Work to complete
Work out how many lines of the records contain "volume". Answer with the number and nothing else.

Data supplied

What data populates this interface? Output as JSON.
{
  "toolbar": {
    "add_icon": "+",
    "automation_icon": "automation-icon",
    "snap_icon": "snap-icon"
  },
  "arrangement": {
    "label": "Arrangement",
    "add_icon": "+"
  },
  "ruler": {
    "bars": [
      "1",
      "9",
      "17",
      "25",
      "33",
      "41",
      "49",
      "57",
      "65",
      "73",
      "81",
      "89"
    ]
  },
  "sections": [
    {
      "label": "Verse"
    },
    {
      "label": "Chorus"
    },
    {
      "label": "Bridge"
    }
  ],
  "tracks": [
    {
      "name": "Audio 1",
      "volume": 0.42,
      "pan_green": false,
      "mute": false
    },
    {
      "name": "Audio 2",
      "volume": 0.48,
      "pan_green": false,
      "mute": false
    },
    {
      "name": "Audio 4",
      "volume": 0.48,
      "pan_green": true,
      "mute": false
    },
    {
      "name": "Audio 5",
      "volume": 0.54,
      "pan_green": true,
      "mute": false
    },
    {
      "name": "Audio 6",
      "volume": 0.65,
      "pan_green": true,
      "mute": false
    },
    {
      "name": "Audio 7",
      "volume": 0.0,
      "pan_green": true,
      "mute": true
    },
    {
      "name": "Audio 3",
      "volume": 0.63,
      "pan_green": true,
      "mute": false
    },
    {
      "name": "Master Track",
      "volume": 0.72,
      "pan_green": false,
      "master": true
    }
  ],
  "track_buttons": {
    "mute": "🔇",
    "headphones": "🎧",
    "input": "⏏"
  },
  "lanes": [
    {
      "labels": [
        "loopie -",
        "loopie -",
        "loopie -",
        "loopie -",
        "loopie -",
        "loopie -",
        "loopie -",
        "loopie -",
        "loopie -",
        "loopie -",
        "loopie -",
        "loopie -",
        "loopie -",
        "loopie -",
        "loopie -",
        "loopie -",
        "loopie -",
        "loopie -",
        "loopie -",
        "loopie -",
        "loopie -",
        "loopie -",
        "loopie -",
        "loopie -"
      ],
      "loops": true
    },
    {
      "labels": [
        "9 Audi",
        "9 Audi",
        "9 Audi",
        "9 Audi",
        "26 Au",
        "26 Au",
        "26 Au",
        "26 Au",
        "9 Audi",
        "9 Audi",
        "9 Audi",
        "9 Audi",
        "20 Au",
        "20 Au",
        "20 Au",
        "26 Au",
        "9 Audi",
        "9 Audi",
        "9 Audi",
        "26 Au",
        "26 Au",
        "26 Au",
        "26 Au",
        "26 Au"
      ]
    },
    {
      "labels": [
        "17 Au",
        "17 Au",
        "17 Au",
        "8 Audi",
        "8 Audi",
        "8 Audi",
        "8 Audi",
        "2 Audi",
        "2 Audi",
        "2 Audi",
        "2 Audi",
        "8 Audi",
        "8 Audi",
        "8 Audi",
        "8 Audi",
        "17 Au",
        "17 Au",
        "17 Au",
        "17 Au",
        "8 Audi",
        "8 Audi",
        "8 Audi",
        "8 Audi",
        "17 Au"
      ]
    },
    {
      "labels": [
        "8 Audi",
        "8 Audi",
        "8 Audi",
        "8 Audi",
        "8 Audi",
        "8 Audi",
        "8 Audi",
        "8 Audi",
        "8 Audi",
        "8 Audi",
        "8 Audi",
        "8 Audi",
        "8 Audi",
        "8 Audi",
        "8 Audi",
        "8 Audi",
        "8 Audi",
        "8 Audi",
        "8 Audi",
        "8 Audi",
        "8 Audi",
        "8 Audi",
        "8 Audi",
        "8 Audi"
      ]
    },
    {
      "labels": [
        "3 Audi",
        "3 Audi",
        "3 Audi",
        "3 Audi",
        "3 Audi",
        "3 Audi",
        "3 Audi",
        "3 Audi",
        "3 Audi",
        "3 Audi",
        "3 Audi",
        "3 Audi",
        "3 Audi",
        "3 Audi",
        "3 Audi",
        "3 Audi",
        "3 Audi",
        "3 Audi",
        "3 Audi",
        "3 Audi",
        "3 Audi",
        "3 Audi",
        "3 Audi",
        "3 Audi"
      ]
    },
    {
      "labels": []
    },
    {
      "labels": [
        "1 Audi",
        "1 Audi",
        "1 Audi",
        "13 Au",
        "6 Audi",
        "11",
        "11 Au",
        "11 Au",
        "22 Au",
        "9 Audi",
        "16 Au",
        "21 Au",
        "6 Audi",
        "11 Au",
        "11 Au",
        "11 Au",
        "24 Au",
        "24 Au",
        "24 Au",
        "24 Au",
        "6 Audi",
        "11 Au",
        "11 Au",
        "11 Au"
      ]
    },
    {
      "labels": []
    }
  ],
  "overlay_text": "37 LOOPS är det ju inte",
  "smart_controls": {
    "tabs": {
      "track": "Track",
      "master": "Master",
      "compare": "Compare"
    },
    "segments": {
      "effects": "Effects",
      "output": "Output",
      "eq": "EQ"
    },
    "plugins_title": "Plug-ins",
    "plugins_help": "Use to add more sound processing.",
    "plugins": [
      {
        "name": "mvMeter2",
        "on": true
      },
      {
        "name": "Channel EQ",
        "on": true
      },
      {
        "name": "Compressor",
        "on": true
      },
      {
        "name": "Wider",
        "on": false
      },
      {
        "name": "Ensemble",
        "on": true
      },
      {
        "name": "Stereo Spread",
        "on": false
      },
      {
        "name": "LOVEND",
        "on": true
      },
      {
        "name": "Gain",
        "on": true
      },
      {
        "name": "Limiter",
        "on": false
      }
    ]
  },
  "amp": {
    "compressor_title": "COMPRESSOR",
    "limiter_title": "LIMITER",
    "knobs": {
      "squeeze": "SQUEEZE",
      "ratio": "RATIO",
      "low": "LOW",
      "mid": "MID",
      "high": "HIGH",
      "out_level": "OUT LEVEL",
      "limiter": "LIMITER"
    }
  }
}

Output for this exercise
8